What you will do
Can you copy each of the rows below without changing a single character, keeping them in their original order?

[start]

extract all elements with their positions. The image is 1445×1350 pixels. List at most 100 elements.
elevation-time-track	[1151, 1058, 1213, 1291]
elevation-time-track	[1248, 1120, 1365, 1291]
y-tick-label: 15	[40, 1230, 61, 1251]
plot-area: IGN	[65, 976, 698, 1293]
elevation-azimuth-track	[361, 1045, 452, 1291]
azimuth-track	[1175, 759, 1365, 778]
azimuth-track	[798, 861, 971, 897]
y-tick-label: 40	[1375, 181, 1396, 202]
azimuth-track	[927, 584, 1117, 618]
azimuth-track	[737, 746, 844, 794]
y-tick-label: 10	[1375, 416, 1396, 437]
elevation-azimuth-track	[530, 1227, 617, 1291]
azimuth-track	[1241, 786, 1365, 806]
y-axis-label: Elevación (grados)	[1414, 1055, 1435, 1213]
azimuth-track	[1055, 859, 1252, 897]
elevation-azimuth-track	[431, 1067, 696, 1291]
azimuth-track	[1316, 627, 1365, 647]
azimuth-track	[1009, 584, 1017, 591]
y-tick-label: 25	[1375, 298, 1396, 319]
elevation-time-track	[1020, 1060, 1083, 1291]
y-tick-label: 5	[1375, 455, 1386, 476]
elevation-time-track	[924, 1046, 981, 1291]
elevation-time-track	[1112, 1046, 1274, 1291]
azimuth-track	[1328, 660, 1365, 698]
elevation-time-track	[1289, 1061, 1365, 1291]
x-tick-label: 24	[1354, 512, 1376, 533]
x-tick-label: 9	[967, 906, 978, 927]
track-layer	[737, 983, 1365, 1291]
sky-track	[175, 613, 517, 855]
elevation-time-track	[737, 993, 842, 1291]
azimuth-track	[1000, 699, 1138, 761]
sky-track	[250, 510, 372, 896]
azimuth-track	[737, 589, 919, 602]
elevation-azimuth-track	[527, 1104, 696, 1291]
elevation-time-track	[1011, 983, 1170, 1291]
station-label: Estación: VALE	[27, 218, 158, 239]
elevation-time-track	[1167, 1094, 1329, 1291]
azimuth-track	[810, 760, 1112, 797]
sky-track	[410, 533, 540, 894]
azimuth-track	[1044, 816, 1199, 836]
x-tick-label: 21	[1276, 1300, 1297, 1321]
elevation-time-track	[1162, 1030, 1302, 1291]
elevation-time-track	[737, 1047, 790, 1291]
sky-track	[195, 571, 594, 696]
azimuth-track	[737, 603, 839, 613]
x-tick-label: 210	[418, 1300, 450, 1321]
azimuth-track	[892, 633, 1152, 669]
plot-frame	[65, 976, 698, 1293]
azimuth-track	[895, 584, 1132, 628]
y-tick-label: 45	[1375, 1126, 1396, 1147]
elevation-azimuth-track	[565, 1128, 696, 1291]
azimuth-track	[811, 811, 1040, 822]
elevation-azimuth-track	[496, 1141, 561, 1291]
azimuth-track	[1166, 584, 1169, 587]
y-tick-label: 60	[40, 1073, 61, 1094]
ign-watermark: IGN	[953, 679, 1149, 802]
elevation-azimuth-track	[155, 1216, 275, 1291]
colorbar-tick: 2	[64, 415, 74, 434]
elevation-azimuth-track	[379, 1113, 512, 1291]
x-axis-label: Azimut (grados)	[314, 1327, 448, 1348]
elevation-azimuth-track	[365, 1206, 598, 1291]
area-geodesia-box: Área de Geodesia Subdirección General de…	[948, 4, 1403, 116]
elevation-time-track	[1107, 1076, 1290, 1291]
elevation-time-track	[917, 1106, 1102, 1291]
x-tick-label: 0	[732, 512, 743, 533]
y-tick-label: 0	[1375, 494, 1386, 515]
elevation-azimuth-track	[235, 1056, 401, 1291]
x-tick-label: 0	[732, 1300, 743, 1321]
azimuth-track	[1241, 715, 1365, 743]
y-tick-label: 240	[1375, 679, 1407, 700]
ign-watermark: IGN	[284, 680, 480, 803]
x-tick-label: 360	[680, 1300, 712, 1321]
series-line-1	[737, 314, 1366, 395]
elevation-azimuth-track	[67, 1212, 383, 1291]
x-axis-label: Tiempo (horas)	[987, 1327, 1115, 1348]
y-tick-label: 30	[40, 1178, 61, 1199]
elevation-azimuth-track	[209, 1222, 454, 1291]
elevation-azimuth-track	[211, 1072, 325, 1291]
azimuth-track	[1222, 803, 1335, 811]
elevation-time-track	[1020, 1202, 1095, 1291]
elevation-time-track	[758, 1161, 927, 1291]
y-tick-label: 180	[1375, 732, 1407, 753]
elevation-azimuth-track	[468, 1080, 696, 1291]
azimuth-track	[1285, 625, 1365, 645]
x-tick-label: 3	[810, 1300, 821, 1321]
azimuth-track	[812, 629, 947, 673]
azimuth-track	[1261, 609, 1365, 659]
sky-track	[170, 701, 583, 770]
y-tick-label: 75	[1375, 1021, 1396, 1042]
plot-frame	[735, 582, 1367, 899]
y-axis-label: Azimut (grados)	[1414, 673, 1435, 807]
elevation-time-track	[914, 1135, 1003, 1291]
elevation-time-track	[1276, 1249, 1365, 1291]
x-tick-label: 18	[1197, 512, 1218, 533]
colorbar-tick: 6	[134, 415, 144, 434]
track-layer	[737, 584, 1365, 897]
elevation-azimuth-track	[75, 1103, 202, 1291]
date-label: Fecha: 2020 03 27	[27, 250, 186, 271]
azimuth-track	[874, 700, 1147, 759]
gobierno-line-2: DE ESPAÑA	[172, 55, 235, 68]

[end]

Answer to this problem
extract all elements with their positions. The image is 1445×1350 pixels. List at most 100 elements.
elevation-time-track	[1151, 1058, 1213, 1291]
elevation-time-track	[1248, 1120, 1365, 1291]
y-tick-label: 15	[40, 1230, 61, 1251]
plot-area: IGN	[65, 976, 698, 1293]
elevation-azimuth-track	[361, 1045, 452, 1291]
azimuth-track	[1175, 759, 1365, 778]
azimuth-track	[798, 861, 971, 897]
y-tick-label: 40	[1375, 181, 1396, 202]
azimuth-track	[927, 584, 1117, 618]
azimuth-track	[737, 746, 844, 794]
y-tick-label: 10	[1375, 416, 1396, 437]
elevation-azimuth-track	[530, 1227, 617, 1291]
azimuth-track	[1241, 786, 1365, 806]
y-axis-label: Elevación (grados)	[1414, 1055, 1435, 1213]
azimuth-track	[1055, 859, 1252, 897]
elevation-azimuth-track	[431, 1067, 696, 1291]
azimuth-track	[1316, 627, 1365, 647]
azimuth-track	[1009, 584, 1017, 591]
y-tick-label: 25	[1375, 298, 1396, 319]
elevation-time-track	[1020, 1060, 1083, 1291]
y-tick-label: 5	[1375, 455, 1386, 476]
elevation-time-track	[924, 1046, 981, 1291]
elevation-time-track	[1112, 1046, 1274, 1291]
azimuth-track	[1328, 660, 1365, 698]
elevation-time-track	[1289, 1061, 1365, 1291]
x-tick-label: 24	[1354, 512, 1376, 533]
x-tick-label: 9	[967, 906, 978, 927]
track-layer	[737, 983, 1365, 1291]
sky-track	[175, 613, 517, 855]
elevation-time-track	[737, 993, 842, 1291]
azimuth-track	[1000, 699, 1138, 761]
sky-track	[250, 510, 372, 896]
azimuth-track	[737, 589, 919, 602]
elevation-azimuth-track	[527, 1104, 696, 1291]
elevation-time-track	[1011, 983, 1170, 1291]
station-label: Estación: VALE	[27, 218, 158, 239]
elevation-time-track	[1167, 1094, 1329, 1291]
azimuth-track	[810, 760, 1112, 797]
sky-track	[410, 533, 540, 894]
azimuth-track	[1044, 816, 1199, 836]
x-tick-label: 21	[1276, 1300, 1297, 1321]
elevation-time-track	[1162, 1030, 1302, 1291]
elevation-time-track	[737, 1047, 790, 1291]
sky-track	[195, 571, 594, 696]
azimuth-track	[737, 603, 839, 613]
x-tick-label: 210	[418, 1300, 450, 1321]
azimuth-track	[892, 633, 1152, 669]
plot-frame	[65, 976, 698, 1293]
azimuth-track	[895, 584, 1132, 628]
y-tick-label: 45	[1375, 1126, 1396, 1147]
elevation-azimuth-track	[565, 1128, 696, 1291]
azimuth-track	[811, 811, 1040, 822]
elevation-azimuth-track	[496, 1141, 561, 1291]
azimuth-track	[1166, 584, 1169, 587]
y-tick-label: 60	[40, 1073, 61, 1094]
ign-watermark: IGN	[953, 679, 1149, 802]
elevation-azimuth-track	[155, 1216, 275, 1291]
colorbar-tick: 2	[64, 415, 74, 434]
elevation-azimuth-track	[379, 1113, 512, 1291]
x-axis-label: Azimut (grados)	[314, 1327, 448, 1348]
elevation-azimuth-track	[365, 1206, 598, 1291]
area-geodesia-box: Área de Geodesia Subdirección General de…	[948, 4, 1403, 116]
elevation-time-track	[1107, 1076, 1290, 1291]
elevation-time-track	[917, 1106, 1102, 1291]
x-tick-label: 0	[732, 512, 743, 533]
y-tick-label: 0	[1375, 494, 1386, 515]
elevation-azimuth-track	[235, 1056, 401, 1291]
x-tick-label: 0	[732, 1300, 743, 1321]
azimuth-track	[1241, 715, 1365, 743]
y-tick-label: 240	[1375, 679, 1407, 700]
ign-watermark: IGN	[284, 680, 480, 803]
x-tick-label: 360	[680, 1300, 712, 1321]
series-line-1	[737, 314, 1366, 395]
elevation-azimuth-track	[67, 1212, 383, 1291]
x-axis-label: Tiempo (horas)	[987, 1327, 1115, 1348]
y-tick-label: 30	[40, 1178, 61, 1199]
elevation-azimuth-track	[209, 1222, 454, 1291]
elevation-azimuth-track	[211, 1072, 325, 1291]
azimuth-track	[1222, 803, 1335, 811]
elevation-time-track	[1020, 1202, 1095, 1291]
elevation-time-track	[758, 1161, 927, 1291]
y-tick-label: 180	[1375, 732, 1407, 753]
elevation-azimuth-track	[468, 1080, 696, 1291]
azimuth-track	[1285, 625, 1365, 645]
x-tick-label: 3	[810, 1300, 821, 1321]
azimuth-track	[812, 629, 947, 673]
azimuth-track	[1261, 609, 1365, 659]
sky-track	[170, 701, 583, 770]
y-tick-label: 75	[1375, 1021, 1396, 1042]
plot-frame	[735, 582, 1367, 899]
y-axis-label: Azimut (grados)	[1414, 673, 1435, 807]
elevation-time-track	[914, 1135, 1003, 1291]
elevation-time-track	[1276, 1249, 1365, 1291]
x-tick-label: 18	[1197, 512, 1218, 533]
colorbar-tick: 6	[134, 415, 144, 434]
track-layer	[737, 584, 1365, 897]
elevation-azimuth-track	[75, 1103, 202, 1291]
date-label: Fecha: 2020 03 27	[27, 250, 186, 271]
azimuth-track	[874, 700, 1147, 759]
gobierno-line-2: DE ESPAÑA	[172, 55, 235, 68]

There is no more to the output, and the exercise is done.